Tasks and exercises ->
• 1. In the biography, what prize was received in 2004?
• 2. Rewrite the biography between "Worked with documentary" and "and EDN (European Documentary Network).", inclusive, swapping "Danish Film Board" for "Danish Film Institute".
• 3. Based on the biography, explain why the Order of the Three Stars, Fourth Class, was awarded in 2021.

─── Passage to read

Worked with documentary films for more than 20 years at the Danish Film Board, as press officer, festival representative and film consultant/commissioner. Co-founder of Balticum Film and TV Festival, Filmkontakt Nord, Documentary of the EU and EDN (European Documentary Network).
Awards: 2004 the Danish Roos Prize for his contribution to the Danish and European documentary culture. 2006 an award for promoting Portuguese documentaries. 2014 he received the EDN Award “for an outstanding contribution to the development of the European documentary culture”. 2016 The Cross of the Knight of the Order for Merits to Lithuania. 2019 a Big Stamp at the 15th edition of ZagrebDox. 2021 receipt of the highest state decoration, Order of the Three Stars, Fourth Class, for the significant contribution to the development and promotion of Latvian documentary cinema outside Latvia. In 2022 he received an honorary award at DocsBarcelona’s 25th edition having served as organizer and programmer since the start of the festival.
From 1996 until 2005 he was the first director of EDN (European Documentary Network). From 2006 a freelance consultant and teacher in workshops like Ex Oriente, DocsBarcelona, Archidoc, Documentary Campus, Storydoc, Baltic Sea Forum, Black Sea DocStories, Caucadoc, CinéDOC Tbilisi, Docudays Kiev, Dealing With the Past Sarajevo FF as well as programme consultant for the festivals Magnificent7 in Belgrade, DOCSBarcelona, Verzio Budapest, Message2Man in St. Petersburg and DOKLeipzig. Teaches at the Zelig Documentary School in Bolzano Italy.

──────
─── Records provided

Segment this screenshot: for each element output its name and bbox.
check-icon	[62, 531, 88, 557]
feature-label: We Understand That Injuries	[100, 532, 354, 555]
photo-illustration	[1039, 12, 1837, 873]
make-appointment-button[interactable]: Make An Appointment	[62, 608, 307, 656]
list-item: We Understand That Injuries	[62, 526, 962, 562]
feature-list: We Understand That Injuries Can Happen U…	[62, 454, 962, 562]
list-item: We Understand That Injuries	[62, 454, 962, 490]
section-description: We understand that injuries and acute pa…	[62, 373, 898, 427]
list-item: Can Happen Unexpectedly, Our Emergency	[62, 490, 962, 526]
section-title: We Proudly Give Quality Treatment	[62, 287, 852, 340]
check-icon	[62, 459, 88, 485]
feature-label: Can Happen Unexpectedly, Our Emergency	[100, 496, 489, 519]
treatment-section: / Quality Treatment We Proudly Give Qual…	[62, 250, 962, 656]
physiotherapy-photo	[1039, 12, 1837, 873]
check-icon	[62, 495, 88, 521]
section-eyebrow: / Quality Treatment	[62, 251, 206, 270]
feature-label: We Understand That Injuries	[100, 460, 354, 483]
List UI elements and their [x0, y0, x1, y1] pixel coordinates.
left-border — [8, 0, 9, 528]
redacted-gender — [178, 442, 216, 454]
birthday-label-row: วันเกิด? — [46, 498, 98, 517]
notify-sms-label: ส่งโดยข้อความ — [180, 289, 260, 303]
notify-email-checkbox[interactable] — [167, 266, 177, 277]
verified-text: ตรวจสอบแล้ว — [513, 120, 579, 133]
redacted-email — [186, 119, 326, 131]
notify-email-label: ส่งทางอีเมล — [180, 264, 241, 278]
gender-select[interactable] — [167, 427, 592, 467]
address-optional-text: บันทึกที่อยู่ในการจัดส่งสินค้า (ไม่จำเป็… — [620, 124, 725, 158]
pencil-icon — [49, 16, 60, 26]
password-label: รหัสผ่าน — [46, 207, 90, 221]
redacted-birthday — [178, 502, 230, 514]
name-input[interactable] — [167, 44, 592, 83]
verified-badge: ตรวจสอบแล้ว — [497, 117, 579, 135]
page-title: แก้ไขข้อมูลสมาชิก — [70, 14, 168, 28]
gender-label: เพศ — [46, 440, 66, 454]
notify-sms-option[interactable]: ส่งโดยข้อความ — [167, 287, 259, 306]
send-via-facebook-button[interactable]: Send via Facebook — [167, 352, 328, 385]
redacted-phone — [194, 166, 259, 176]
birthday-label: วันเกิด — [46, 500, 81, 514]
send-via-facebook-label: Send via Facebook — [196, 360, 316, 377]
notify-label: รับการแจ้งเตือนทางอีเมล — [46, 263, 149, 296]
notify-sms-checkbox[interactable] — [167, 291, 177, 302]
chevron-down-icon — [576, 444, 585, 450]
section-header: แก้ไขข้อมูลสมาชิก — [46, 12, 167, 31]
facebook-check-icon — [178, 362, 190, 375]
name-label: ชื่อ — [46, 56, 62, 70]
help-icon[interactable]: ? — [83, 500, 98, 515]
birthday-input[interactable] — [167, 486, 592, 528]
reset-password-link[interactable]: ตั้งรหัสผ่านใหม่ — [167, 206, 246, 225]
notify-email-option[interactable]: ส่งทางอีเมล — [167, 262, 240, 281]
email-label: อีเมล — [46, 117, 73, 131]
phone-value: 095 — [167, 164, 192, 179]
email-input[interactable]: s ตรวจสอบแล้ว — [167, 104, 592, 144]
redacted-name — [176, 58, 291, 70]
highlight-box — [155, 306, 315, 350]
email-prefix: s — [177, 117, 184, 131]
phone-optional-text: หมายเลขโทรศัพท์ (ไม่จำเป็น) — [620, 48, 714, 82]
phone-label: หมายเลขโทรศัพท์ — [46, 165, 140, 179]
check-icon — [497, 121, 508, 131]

──────

Answers for the exercise ->
• 1. The Danish Roos Prize.

• 2.
Worked with documentary films for more than 20 years at the Danish Film Institute, as press officer, festival representative and film consultant/commissioner. Co-founder of Balticum Film and TV Festival, Filmkontakt Nord, Documentary of the EU and EDN (European Documentary Network).

• 3. It was awarded for the significant contribution to the development and promotion of Latvian documentary cinema outside Latvia.